Records from a dataset:
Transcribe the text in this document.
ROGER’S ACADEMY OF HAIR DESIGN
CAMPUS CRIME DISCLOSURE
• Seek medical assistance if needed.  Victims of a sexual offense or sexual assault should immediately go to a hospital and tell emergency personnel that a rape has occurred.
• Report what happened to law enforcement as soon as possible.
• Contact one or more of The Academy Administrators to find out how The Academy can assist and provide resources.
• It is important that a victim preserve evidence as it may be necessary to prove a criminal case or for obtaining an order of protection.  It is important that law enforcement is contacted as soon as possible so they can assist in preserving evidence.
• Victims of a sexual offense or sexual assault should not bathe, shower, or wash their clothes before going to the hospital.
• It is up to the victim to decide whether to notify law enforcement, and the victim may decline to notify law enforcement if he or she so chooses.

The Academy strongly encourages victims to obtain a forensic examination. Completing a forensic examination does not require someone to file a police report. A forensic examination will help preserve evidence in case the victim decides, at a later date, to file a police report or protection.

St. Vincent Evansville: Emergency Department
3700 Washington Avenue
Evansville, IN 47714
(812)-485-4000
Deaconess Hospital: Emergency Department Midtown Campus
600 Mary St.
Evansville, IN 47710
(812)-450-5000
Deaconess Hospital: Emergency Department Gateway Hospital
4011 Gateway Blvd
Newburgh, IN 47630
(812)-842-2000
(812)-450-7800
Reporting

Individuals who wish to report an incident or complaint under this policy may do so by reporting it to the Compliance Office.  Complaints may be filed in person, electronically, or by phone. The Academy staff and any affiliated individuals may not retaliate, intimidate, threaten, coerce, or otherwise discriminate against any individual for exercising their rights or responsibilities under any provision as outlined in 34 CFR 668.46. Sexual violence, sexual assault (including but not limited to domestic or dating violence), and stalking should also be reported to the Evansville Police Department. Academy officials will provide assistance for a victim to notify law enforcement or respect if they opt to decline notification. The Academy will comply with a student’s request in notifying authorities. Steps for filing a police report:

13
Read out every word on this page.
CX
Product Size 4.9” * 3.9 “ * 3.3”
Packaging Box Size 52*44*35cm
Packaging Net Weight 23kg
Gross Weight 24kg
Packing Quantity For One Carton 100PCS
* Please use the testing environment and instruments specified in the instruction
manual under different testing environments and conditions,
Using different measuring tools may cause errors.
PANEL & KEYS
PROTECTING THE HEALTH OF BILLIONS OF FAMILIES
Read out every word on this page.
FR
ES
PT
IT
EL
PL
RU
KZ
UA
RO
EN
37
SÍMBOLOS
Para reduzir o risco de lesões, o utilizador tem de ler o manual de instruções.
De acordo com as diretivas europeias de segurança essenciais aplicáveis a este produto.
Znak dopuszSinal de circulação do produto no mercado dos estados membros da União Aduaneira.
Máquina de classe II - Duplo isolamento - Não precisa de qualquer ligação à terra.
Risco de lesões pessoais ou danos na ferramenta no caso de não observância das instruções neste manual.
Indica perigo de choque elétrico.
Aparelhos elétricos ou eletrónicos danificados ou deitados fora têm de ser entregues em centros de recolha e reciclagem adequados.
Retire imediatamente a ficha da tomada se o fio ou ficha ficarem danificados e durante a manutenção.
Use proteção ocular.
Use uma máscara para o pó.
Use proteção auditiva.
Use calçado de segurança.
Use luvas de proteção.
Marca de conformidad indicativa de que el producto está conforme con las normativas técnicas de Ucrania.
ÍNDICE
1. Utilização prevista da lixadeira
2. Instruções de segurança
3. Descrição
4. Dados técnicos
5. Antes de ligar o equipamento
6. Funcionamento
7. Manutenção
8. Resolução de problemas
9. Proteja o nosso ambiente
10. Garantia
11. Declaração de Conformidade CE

-- STATED EXERCISE --
Reproduce every line of the listing above in which the string "proteção" appears.

-- RESULT FOR THIS EXERCISE --
Use proteção ocular.
Use proteção auditiva.
Use luvas de proteção.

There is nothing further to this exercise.